_Task directions_
Write the data out again, exactly as given.

┌────────

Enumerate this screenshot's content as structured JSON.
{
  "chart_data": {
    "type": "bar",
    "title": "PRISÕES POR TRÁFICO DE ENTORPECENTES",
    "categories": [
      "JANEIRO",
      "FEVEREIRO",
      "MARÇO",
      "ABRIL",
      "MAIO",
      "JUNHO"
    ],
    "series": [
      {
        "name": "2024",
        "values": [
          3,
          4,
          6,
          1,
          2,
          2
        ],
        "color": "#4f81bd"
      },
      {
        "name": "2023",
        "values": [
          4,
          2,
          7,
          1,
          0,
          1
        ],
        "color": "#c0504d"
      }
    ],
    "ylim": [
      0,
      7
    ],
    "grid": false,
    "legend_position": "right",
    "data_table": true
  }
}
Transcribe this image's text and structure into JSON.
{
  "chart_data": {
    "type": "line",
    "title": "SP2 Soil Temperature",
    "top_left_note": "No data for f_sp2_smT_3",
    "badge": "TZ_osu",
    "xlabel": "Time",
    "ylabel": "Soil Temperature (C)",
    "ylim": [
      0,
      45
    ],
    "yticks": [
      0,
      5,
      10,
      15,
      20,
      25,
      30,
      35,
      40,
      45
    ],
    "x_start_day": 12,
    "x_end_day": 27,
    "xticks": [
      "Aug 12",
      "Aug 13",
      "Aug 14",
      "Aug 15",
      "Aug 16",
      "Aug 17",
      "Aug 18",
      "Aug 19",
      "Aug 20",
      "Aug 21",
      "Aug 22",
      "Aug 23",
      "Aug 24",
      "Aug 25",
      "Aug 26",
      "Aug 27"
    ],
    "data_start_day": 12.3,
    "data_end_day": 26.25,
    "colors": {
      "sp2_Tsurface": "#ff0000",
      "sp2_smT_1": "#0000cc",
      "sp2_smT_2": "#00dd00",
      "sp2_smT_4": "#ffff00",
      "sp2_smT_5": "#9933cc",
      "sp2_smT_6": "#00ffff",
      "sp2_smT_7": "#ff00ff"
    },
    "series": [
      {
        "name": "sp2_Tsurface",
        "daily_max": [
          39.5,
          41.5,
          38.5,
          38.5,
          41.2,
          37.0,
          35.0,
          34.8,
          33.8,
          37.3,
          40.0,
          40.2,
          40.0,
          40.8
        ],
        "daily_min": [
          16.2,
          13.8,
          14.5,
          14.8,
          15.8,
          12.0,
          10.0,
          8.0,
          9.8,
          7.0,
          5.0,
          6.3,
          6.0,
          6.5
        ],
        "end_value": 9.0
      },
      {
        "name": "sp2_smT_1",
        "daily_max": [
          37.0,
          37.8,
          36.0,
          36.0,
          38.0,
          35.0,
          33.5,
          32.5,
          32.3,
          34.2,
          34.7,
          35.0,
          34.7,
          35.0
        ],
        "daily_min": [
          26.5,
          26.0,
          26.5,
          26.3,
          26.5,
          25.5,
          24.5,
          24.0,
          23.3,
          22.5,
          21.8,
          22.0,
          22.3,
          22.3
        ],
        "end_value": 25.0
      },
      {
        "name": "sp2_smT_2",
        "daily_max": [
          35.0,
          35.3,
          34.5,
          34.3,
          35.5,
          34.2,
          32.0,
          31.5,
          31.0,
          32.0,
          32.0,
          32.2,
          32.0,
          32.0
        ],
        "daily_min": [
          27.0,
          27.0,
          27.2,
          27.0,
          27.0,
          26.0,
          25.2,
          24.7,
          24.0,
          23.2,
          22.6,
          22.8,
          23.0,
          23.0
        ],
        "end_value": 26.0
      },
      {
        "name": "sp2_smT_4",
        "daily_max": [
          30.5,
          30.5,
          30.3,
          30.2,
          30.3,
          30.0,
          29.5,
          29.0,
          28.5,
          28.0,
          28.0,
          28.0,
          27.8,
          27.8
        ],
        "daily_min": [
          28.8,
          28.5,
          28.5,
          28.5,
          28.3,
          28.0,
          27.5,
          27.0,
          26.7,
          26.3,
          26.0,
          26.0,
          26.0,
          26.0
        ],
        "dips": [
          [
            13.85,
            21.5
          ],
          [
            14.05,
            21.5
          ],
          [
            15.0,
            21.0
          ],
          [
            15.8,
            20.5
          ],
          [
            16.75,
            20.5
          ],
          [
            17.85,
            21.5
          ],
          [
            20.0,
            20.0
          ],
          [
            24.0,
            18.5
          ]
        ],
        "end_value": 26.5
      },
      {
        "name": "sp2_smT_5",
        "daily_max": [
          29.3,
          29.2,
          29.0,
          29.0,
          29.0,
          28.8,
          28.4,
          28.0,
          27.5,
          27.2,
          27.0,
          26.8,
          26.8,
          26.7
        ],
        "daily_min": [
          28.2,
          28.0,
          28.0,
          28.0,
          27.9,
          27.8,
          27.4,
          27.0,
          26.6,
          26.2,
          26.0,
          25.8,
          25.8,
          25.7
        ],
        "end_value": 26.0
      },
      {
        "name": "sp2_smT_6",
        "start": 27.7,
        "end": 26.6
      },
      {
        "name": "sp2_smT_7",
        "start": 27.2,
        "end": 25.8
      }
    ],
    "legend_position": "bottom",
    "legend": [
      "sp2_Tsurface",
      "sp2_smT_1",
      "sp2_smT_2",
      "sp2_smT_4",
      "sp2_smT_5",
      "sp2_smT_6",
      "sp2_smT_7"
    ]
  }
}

└────────

_Solution to the problem_
Enumerate this screenshot's content as structured JSON.
{
  "chart_data": {
    "type": "bar",
    "title": "PRISÕES POR TRÁFICO DE ENTORPECENTES",
    "categories": [
      "JANEIRO",
      "FEVEREIRO",
      "MARÇO",
      "ABRIL",
      "MAIO",
      "JUNHO"
    ],
    "series": [
      {
        "name": "2024",
        "values": [
          3,
          4,
          6,
          1,
          2,
          2
        ],
        "color": "#4f81bd"
      },
      {
        "name": "2023",
        "values": [
          4,
          2,
          7,
          1,
          0,
          1
        ],
        "color": "#c0504d"
      }
    ],
    "ylim": [
      0,
      7
    ],
    "grid": false,
    "legend_position": "right",
    "data_table": true
  }
}
Transcribe this image's text and structure into JSON.
{
  "chart_data": {
    "type": "line",
    "title": "SP2 Soil Temperature",
    "top_left_note": "No data for f_sp2_smT_3",
    "badge": "TZ_osu",
    "xlabel": "Time",
    "ylabel": "Soil Temperature (C)",
    "ylim": [
      0,
      45
    ],
    "yticks": [
      0,
      5,
      10,
      15,
      20,
      25,
      30,
      35,
      40,
      45
    ],
    "x_start_day": 12,
    "x_end_day": 27,
    "xticks": [
      "Aug 12",
      "Aug 13",
      "Aug 14",
      "Aug 15",
      "Aug 16",
      "Aug 17",
      "Aug 18",
      "Aug 19",
      "Aug 20",
      "Aug 21",
      "Aug 22",
      "Aug 23",
      "Aug 24",
      "Aug 25",
      "Aug 26",
      "Aug 27"
    ],
    "data_start_day": 12.3,
    "data_end_day": 26.25,
    "colors": {
      "sp2_Tsurface": "#ff0000",
      "sp2_smT_1": "#0000cc",
      "sp2_smT_2": "#00dd00",
      "sp2_smT_4": "#ffff00",
      "sp2_smT_5": "#9933cc",
      "sp2_smT_6": "#00ffff",
      "sp2_smT_7": "#ff00ff"
    },
    "series": [
      {
        "name": "sp2_Tsurface",
        "daily_max": [
          39.5,
          41.5,
          38.5,
          38.5,
          41.2,
          37.0,
          35.0,
          34.8,
          33.8,
          37.3,
          40.0,
          40.2,
          40.0,
          40.8
        ],
        "daily_min": [
          16.2,
          13.8,
          14.5,
          14.8,
          15.8,
          12.0,
          10.0,
          8.0,
          9.8,
          7.0,
          5.0,
          6.3,
          6.0,
          6.5
        ],
        "end_value": 9.0
      },
      {
        "name": "sp2_smT_1",
        "daily_max": [
          37.0,
          37.8,
          36.0,
          36.0,
          38.0,
          35.0,
          33.5,
          32.5,
          32.3,
          34.2,
          34.7,
          35.0,
          34.7,
          35.0
        ],
        "daily_min": [
          26.5,
          26.0,
          26.5,
          26.3,
          26.5,
          25.5,
          24.5,
          24.0,
          23.3,
          22.5,
          21.8,
          22.0,
          22.3,
          22.3
        ],
        "end_value": 25.0
      },
      {
        "name": "sp2_smT_2",
        "daily_max": [
          35.0,
          35.3,
          34.5,
          34.3,
          35.5,
          34.2,
          32.0,
          31.5,
          31.0,
          32.0,
          32.0,
          32.2,
          32.0,
          32.0
        ],
        "daily_min": [
          27.0,
          27.0,
          27.2,
          27.0,
          27.0,
          26.0,
          25.2,
          24.7,
          24.0,
          23.2,
          22.6,
          22.8,
          23.0,
          23.0
        ],
        "end_value": 26.0
      },
      {
        "name": "sp2_smT_4",
        "daily_max": [
          30.5,
          30.5,
          30.3,
          30.2,
          30.3,
          30.0,
          29.5,
          29.0,
          28.5,
          28.0,
          28.0,
          28.0,
          27.8,
          27.8
        ],
        "daily_min": [
          28.8,
          28.5,
          28.5,
          28.5,
          28.3,
          28.0,
          27.5,
          27.0,
          26.7,
          26.3,
          26.0,
          26.0,
          26.0,
          26.0
        ],
        "dips": [
          [
            13.85,
            21.5
          ],
          [
            14.05,
            21.5
          ],
          [
            15.0,
            21.0
          ],
          [
            15.8,
            20.5
          ],
          [
            16.75,
            20.5
          ],
          [
            17.85,
            21.5
          ],
          [
            20.0,
            20.0
          ],
          [
            24.0,
            18.5
          ]
        ],
        "end_value": 26.5
      },
      {
        "name": "sp2_smT_5",
        "daily_max": [
          29.3,
          29.2,
          29.0,
          29.0,
          29.0,
          28.8,
          28.4,
          28.0,
          27.5,
          27.2,
          27.0,
          26.8,
          26.8,
          26.7
        ],
        "daily_min": [
          28.2,
          28.0,
          28.0,
          28.0,
          27.9,
          27.8,
          27.4,
          27.0,
          26.6,
          26.2,
          26.0,
          25.8,
          25.8,
          25.7
        ],
        "end_value": 26.0
      },
      {
        "name": "sp2_smT_6",
        "start": 27.7,
        "end": 26.6
      },
      {
        "name": "sp2_smT_7",
        "start": 27.2,
        "end": 25.8
      }
    ],
    "legend_position": "bottom",
    "legend": [
      "sp2_Tsurface",
      "sp2_smT_1",
      "sp2_smT_2",
      "sp2_smT_4",
      "sp2_smT_5",
      "sp2_smT_6",
      "sp2_smT_7"
    ]
  }
}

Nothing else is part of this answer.